> [What to work on]
The entries below need to be written out exactly, with no pictures included.

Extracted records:
——
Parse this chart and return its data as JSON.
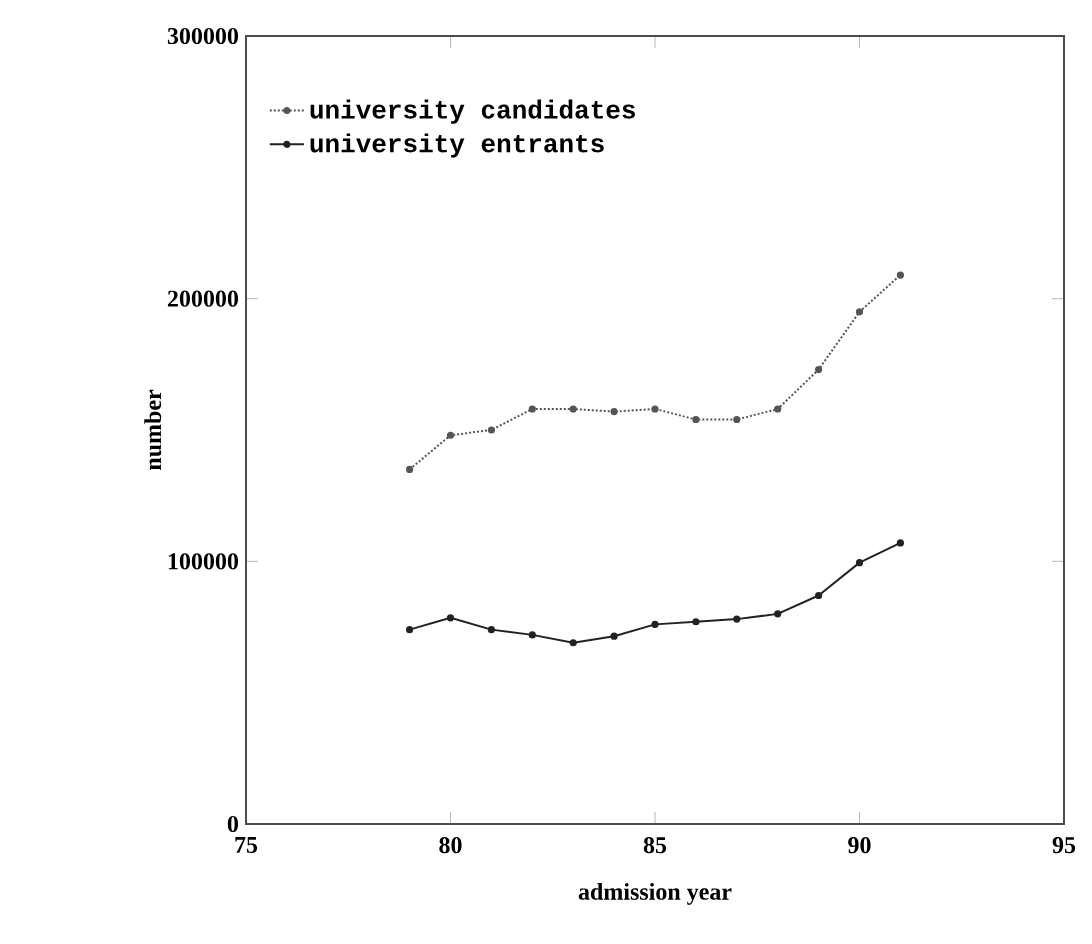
{
  "chart_data": {
    "type": "line",
    "xlabel": "admission year",
    "ylabel": "number",
    "x": [
      79,
      80,
      81,
      82,
      83,
      84,
      85,
      86,
      87,
      88,
      89,
      90,
      91
    ],
    "series": [
      {
        "name": "university candidates",
        "color": "#555555",
        "line_style": "dotted",
        "values": [
          135000,
          148000,
          150000,
          158000,
          158000,
          157000,
          158000,
          154000,
          154000,
          158000,
          173000,
          195000,
          209000
        ]
      },
      {
        "name": "university entrants",
        "color": "#222222",
        "line_style": "solid",
        "values": [
          74000,
          78500,
          74000,
          72000,
          69000,
          71500,
          76000,
          77000,
          78000,
          80000,
          87000,
          99500,
          107000
        ]
      }
    ],
    "marker": "circle",
    "legend": "top left",
    "xlim": [
      75,
      95
    ],
    "ylim": [
      0,
      300000
    ],
    "xticks": [
      75,
      80,
      85,
      90,
      95
    ],
    "yticks": [
      0,
      100000,
      200000,
      300000
    ],
    "grid": false
  }
}
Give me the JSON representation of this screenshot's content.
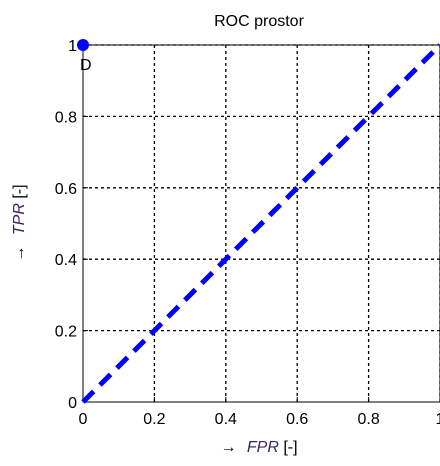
——
> [Answer for this exercise]
Parse this chart and return its data as JSON.
{
  "chart_data": {
    "type": "line",
    "xlabel": "admission year",
    "ylabel": "number",
    "x": [
      79,
      80,
      81,
      82,
      83,
      84,
      85,
      86,
      87,
      88,
      89,
      90,
      91
    ],
    "series": [
      {
        "name": "university candidates",
        "color": "#555555",
        "line_style": "dotted",
        "values": [
          135000,
          148000,
          150000,
          158000,
          158000,
          157000,
          158000,
          154000,
          154000,
          158000,
          173000,
          195000,
          209000
        ]
      },
      {
        "name": "university entrants",
        "color": "#222222",
        "line_style": "solid",
        "values": [
          74000,
          78500,
          74000,
          72000,
          69000,
          71500,
          76000,
          77000,
          78000,
          80000,
          87000,
          99500,
          107000
        ]
      }
    ],
    "marker": "circle",
    "legend": "top left",
    "xlim": [
      75,
      95
    ],
    "ylim": [
      0,
      300000
    ],
    "xticks": [
      75,
      80,
      85,
      90,
      95
    ],
    "yticks": [
      0,
      100000,
      200000,
      300000
    ],
    "grid": false
  }
}
Give me the JSON representation of this screenshot's content.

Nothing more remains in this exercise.